#### [Records to process]
▼▼▼

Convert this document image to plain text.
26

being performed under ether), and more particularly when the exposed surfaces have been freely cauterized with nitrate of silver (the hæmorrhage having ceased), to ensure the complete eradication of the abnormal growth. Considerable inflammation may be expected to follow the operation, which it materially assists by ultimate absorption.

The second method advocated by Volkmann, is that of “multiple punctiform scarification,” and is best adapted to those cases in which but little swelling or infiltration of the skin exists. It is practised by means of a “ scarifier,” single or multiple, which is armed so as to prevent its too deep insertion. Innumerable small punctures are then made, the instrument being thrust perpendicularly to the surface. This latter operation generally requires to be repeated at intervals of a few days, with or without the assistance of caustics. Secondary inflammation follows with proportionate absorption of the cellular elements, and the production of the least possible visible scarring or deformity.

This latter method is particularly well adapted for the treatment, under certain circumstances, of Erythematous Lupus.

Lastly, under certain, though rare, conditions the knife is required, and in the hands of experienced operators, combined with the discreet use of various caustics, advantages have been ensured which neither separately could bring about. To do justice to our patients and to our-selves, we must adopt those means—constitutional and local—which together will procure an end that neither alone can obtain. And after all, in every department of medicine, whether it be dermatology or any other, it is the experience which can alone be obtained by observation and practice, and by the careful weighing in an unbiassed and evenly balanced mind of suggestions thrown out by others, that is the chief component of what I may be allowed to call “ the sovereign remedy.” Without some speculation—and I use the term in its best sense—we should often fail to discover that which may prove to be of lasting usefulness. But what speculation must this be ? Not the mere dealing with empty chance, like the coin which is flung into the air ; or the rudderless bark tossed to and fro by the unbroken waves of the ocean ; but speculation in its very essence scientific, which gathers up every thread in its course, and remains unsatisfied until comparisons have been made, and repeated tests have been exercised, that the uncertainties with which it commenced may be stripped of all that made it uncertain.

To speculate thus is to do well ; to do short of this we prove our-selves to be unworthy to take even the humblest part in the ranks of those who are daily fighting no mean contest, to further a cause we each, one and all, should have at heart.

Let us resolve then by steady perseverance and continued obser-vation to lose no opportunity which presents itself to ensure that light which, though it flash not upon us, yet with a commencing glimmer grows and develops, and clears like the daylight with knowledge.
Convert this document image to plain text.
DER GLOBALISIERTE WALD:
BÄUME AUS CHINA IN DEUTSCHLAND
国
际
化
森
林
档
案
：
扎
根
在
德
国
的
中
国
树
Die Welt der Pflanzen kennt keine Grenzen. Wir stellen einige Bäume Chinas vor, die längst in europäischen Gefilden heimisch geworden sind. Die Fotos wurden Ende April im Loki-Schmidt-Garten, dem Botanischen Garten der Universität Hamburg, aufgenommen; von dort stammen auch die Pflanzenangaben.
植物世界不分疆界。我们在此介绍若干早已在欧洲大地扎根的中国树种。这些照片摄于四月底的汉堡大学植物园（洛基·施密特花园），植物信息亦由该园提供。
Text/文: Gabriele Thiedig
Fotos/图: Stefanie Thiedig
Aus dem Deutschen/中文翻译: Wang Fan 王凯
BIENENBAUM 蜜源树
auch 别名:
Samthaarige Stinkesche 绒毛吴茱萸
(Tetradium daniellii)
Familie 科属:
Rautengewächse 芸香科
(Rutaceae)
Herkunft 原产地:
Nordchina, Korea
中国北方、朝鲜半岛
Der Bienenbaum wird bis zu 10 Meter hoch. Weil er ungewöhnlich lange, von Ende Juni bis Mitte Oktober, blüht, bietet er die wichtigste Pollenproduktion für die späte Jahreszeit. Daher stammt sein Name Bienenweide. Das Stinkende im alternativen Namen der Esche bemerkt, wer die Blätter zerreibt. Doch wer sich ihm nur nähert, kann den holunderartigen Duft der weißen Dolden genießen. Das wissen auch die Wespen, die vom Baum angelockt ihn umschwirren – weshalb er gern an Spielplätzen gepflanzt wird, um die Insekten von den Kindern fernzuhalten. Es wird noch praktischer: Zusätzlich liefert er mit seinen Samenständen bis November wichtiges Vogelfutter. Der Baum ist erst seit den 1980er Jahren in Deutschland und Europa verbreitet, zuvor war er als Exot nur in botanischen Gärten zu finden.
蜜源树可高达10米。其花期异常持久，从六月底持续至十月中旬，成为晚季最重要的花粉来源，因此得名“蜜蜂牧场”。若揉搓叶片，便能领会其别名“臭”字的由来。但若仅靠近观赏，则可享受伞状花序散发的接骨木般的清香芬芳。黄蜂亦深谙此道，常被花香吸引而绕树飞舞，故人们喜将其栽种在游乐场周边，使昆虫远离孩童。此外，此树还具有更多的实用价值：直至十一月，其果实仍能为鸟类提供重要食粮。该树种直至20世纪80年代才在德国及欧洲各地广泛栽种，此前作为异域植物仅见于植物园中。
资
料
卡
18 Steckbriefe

▲▲▲

#### [Work order]
The whole listing above should be copied out exactly, line by line.

#### [Finished exercise]
Convert this document image to plain text.
26

being performed under ether), and more particularly when the exposed surfaces have been freely cauterized with nitrate of silver (the hæmorrhage having ceased), to ensure the complete eradication of the abnormal growth. Considerable inflammation may be expected to follow the operation, which it materially assists by ultimate absorption.

The second method advocated by Volkmann, is that of “multiple punctiform scarification,” and is best adapted to those cases in which but little swelling or infiltration of the skin exists. It is practised by means of a “ scarifier,” single or multiple, which is armed so as to prevent its too deep insertion. Innumerable small punctures are then made, the instrument being thrust perpendicularly to the surface. This latter operation generally requires to be repeated at intervals of a few days, with or without the assistance of caustics. Secondary inflammation follows with proportionate absorption of the cellular elements, and the production of the least possible visible scarring or deformity.

This latter method is particularly well adapted for the treatment, under certain circumstances, of Erythematous Lupus.

Lastly, under certain, though rare, conditions the knife is required, and in the hands of experienced operators, combined with the discreet use of various caustics, advantages have been ensured which neither separately could bring about. To do justice to our patients and to our-selves, we must adopt those means—constitutional and local—which together will procure an end that neither alone can obtain. And after all, in every department of medicine, whether it be dermatology or any other, it is the experience which can alone be obtained by observation and practice, and by the careful weighing in an unbiassed and evenly balanced mind of suggestions thrown out by others, that is the chief component of what I may be allowed to call “ the sovereign remedy.” Without some speculation—and I use the term in its best sense—we should often fail to discover that which may prove to be of lasting usefulness. But what speculation must this be ? Not the mere dealing with empty chance, like the coin which is flung into the air ; or the rudderless bark tossed to and fro by the unbroken waves of the ocean ; but speculation in its very essence scientific, which gathers up every thread in its course, and remains unsatisfied until comparisons have been made, and repeated tests have been exercised, that the uncertainties with which it commenced may be stripped of all that made it uncertain.

To speculate thus is to do well ; to do short of this we prove our-selves to be unworthy to take even the humblest part in the ranks of those who are daily fighting no mean contest, to further a cause we each, one and all, should have at heart.

Let us resolve then by steady perseverance and continued obser-vation to lose no opportunity which presents itself to ensure that light which, though it flash not upon us, yet with a commencing glimmer grows and develops, and clears like the daylight with knowledge.
Convert this document image to plain text.
DER GLOBALISIERTE WALD:
BÄUME AUS CHINA IN DEUTSCHLAND
国
际
化
森
林
档
案
：
扎
根
在
德
国
的
中
国
树
Die Welt der Pflanzen kennt keine Grenzen. Wir stellen einige Bäume Chinas vor, die längst in europäischen Gefilden heimisch geworden sind. Die Fotos wurden Ende April im Loki-Schmidt-Garten, dem Botanischen Garten der Universität Hamburg, aufgenommen; von dort stammen auch die Pflanzenangaben.
植物世界不分疆界。我们在此介绍若干早已在欧洲大地扎根的中国树种。这些照片摄于四月底的汉堡大学植物园（洛基·施密特花园），植物信息亦由该园提供。
Text/文: Gabriele Thiedig
Fotos/图: Stefanie Thiedig
Aus dem Deutschen/中文翻译: Wang Fan 王凯
BIENENBAUM 蜜源树
auch 别名:
Samthaarige Stinkesche 绒毛吴茱萸
(Tetradium daniellii)
Familie 科属:
Rautengewächse 芸香科
(Rutaceae)
Herkunft 原产地:
Nordchina, Korea
中国北方、朝鲜半岛
Der Bienenbaum wird bis zu 10 Meter hoch. Weil er ungewöhnlich lange, von Ende Juni bis Mitte Oktober, blüht, bietet er die wichtigste Pollenproduktion für die späte Jahreszeit. Daher stammt sein Name Bienenweide. Das Stinkende im alternativen Namen der Esche bemerkt, wer die Blätter zerreibt. Doch wer sich ihm nur nähert, kann den holunderartigen Duft der weißen Dolden genießen. Das wissen auch die Wespen, die vom Baum angelockt ihn umschwirren – weshalb er gern an Spielplätzen gepflanzt wird, um die Insekten von den Kindern fernzuhalten. Es wird noch praktischer: Zusätzlich liefert er mit seinen Samenständen bis November wichtiges Vogelfutter. Der Baum ist erst seit den 1980er Jahren in Deutschland und Europa verbreitet, zuvor war er als Exot nur in botanischen Gärten zu finden.
蜜源树可高达10米。其花期异常持久，从六月底持续至十月中旬，成为晚季最重要的花粉来源，因此得名“蜜蜂牧场”。若揉搓叶片，便能领会其别名“臭”字的由来。但若仅靠近观赏，则可享受伞状花序散发的接骨木般的清香芬芳。黄蜂亦深谙此道，常被花香吸引而绕树飞舞，故人们喜将其栽种在游乐场周边，使昆虫远离孩童。此外，此树还具有更多的实用价值：直至十一月，其果实仍能为鸟类提供重要食粮。该树种直至20世纪80年代才在德国及欧洲各地广泛栽种，此前作为异域植物仅见于植物园中。
资
料
卡
18 Steckbriefe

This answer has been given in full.